== Recorded data

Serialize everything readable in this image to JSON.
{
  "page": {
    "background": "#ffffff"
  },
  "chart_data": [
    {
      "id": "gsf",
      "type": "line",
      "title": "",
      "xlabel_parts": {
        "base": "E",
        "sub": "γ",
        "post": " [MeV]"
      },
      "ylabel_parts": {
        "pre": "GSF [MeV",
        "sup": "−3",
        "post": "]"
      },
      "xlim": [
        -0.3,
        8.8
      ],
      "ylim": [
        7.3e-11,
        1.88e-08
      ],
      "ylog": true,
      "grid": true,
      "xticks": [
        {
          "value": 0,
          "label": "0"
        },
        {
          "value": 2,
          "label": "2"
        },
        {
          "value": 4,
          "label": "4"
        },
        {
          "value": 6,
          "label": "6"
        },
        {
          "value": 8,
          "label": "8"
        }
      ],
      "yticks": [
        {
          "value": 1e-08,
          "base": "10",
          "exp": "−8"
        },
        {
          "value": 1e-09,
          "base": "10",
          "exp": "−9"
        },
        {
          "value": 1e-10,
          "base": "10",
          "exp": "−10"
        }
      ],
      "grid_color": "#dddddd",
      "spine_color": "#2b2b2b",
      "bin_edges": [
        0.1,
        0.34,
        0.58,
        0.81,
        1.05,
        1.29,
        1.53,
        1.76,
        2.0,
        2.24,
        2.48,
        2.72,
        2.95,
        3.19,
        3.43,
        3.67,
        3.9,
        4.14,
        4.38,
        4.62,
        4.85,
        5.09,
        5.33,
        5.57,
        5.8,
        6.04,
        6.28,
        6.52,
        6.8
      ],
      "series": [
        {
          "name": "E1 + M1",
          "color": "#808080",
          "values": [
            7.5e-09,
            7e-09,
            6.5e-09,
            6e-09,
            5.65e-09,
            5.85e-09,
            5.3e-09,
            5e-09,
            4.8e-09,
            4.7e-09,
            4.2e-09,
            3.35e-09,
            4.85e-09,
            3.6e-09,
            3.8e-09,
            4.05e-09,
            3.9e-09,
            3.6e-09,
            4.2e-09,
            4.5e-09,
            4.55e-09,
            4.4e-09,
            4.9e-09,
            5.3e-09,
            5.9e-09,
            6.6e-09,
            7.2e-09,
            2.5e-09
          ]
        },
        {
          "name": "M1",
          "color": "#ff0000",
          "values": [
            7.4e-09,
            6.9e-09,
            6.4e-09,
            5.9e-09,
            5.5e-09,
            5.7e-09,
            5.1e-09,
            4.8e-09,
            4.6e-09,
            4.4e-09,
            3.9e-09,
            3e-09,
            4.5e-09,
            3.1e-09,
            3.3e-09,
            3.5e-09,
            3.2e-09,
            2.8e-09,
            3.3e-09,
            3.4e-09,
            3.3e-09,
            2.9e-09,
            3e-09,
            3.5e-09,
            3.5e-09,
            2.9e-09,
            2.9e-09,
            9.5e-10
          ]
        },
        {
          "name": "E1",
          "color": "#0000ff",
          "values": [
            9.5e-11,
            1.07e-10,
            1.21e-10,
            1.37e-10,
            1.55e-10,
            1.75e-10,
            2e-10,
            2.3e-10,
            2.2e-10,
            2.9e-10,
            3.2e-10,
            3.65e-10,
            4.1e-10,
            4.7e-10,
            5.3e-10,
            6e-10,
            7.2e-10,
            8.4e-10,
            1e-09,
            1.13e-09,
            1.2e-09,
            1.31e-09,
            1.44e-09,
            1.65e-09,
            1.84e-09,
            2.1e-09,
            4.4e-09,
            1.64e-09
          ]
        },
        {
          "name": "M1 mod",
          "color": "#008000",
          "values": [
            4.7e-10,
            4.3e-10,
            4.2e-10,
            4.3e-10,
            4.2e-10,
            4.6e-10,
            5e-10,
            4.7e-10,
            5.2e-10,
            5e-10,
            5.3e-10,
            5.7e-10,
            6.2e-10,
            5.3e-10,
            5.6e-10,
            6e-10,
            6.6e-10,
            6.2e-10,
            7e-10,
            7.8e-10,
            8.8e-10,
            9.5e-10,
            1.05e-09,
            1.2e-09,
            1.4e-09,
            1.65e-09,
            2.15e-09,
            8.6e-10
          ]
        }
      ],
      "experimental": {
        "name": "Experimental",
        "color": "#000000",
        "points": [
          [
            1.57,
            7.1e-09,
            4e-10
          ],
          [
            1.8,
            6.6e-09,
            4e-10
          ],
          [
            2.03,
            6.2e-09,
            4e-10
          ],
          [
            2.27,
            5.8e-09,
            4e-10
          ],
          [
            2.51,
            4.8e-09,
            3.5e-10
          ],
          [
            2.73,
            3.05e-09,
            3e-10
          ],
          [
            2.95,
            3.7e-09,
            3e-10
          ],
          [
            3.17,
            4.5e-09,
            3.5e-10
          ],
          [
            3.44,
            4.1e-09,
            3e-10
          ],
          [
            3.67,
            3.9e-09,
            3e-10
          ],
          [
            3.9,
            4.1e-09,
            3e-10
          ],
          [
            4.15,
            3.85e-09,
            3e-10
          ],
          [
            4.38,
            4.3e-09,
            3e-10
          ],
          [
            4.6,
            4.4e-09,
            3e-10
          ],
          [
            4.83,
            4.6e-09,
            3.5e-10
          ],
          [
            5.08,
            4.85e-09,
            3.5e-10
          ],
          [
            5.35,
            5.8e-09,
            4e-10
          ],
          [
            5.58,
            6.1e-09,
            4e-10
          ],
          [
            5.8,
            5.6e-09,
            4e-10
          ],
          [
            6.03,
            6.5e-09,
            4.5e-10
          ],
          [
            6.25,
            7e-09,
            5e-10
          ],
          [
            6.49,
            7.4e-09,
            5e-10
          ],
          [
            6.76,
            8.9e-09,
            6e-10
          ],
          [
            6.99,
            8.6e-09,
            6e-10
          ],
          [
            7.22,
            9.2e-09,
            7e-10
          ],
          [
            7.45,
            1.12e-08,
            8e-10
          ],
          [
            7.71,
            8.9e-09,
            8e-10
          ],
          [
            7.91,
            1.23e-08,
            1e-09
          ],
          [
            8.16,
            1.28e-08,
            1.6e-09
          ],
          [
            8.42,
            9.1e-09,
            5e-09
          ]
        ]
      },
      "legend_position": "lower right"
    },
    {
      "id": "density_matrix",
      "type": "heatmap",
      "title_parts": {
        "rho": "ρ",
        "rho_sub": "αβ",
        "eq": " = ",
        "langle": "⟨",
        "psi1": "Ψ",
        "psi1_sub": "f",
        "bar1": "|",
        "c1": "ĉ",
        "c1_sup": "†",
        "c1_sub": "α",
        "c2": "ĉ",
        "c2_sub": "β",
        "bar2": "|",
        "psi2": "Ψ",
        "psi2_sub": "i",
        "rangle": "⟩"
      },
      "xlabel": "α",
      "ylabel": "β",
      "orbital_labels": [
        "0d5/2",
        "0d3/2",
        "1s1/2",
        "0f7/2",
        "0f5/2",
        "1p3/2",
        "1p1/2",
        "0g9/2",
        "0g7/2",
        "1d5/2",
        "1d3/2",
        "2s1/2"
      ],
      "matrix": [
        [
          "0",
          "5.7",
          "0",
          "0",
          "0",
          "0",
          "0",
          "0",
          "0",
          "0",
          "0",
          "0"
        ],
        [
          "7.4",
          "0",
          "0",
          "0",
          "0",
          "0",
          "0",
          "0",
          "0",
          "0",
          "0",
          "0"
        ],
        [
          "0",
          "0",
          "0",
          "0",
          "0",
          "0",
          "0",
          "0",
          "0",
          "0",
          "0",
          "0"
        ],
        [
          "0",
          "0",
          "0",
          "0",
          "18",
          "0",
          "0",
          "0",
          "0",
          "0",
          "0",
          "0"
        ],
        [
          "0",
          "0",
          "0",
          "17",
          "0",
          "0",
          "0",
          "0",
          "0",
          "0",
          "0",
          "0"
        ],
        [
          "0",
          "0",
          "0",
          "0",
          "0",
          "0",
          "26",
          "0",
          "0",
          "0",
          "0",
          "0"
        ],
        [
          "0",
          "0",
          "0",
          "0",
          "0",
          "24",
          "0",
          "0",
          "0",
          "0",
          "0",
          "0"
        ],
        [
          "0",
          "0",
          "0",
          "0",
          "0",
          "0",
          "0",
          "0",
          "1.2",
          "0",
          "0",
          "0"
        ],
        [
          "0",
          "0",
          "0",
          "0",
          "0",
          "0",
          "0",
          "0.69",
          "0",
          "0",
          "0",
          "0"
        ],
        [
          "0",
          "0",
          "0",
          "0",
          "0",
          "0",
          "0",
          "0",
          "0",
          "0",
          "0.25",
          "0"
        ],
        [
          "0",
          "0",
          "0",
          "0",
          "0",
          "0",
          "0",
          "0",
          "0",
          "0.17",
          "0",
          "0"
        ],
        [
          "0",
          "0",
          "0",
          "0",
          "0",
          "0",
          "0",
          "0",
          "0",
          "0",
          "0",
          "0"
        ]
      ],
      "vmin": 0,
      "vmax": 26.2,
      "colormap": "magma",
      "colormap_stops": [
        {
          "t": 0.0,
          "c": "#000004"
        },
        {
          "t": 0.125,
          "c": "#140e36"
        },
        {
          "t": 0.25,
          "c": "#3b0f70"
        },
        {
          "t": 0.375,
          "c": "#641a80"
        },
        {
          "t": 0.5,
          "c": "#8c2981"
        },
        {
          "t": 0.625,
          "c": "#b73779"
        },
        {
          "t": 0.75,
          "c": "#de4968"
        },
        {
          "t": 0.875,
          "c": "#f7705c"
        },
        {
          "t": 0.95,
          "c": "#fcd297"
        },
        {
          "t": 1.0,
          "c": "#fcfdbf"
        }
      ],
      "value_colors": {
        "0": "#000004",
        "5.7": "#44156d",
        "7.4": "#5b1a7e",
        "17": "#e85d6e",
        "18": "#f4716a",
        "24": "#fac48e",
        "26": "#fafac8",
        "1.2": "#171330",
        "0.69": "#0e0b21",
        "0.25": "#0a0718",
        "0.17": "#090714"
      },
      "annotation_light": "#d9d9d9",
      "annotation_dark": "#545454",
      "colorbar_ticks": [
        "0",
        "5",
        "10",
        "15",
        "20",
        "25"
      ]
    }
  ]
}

====

_Problem description_
The answer is one number: how many lines of the material above contain "name".

_Output below_
5